(Stored data)
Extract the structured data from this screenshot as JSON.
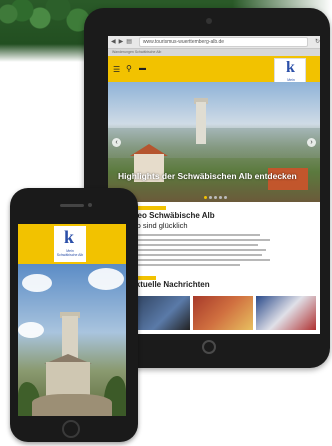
{
  "tablet": {
    "url": "www.tourismus-wuerttemberg-alb.de",
    "tab_text": "Wanderungen Schwäbische Alb",
    "logo_letter": "k",
    "logo_text": "Mein Schwäbische Alb",
    "hero_caption": "Highlights der Schwäbischen Alb entdecken",
    "article_title": "theo Schwäbische Alb",
    "article_subtitle": "Alb sind glücklich",
    "news_heading": "Aktuelle Nachrichten"
  },
  "phone": {
    "logo_letter": "k",
    "logo_text": "Mein Schwäbische Alb"
  },
  "icons": {
    "menu": "hamburger-menu-icon",
    "search": "search-icon",
    "bus": "bus-icon",
    "arrow_left": "chevron-left-icon",
    "arrow_right": "chevron-right-icon"
  },
  "colors": {
    "brand_yellow": "#f2c200",
    "brand_blue": "#2b4fa8"
  }
}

◆ **GIVEN PROBLEM**
Exclude the images and reproduce the remaining data exactly.

◆ **THE SOLUTION**
Extract the structured data from this screenshot as JSON.
{
  "tablet": {
    "url": "www.tourismus-wuerttemberg-alb.de",
    "tab_text": "Wanderungen Schwäbische Alb",
    "logo_letter": "k",
    "logo_text": "Mein Schwäbische Alb",
    "hero_caption": "Highlights der Schwäbischen Alb entdecken",
    "article_title": "theo Schwäbische Alb",
    "article_subtitle": "Alb sind glücklich",
    "news_heading": "Aktuelle Nachrichten"
  },
  "phone": {
    "logo_letter": "k",
    "logo_text": "Mein Schwäbische Alb"
  },
  "icons": {
    "menu": "hamburger-menu-icon",
    "search": "search-icon",
    "bus": "bus-icon",
    "arrow_left": "chevron-left-icon",
    "arrow_right": "chevron-right-icon"
  },
  "colors": {
    "brand_yellow": "#f2c200",
    "brand_blue": "#2b4fa8"
  }
}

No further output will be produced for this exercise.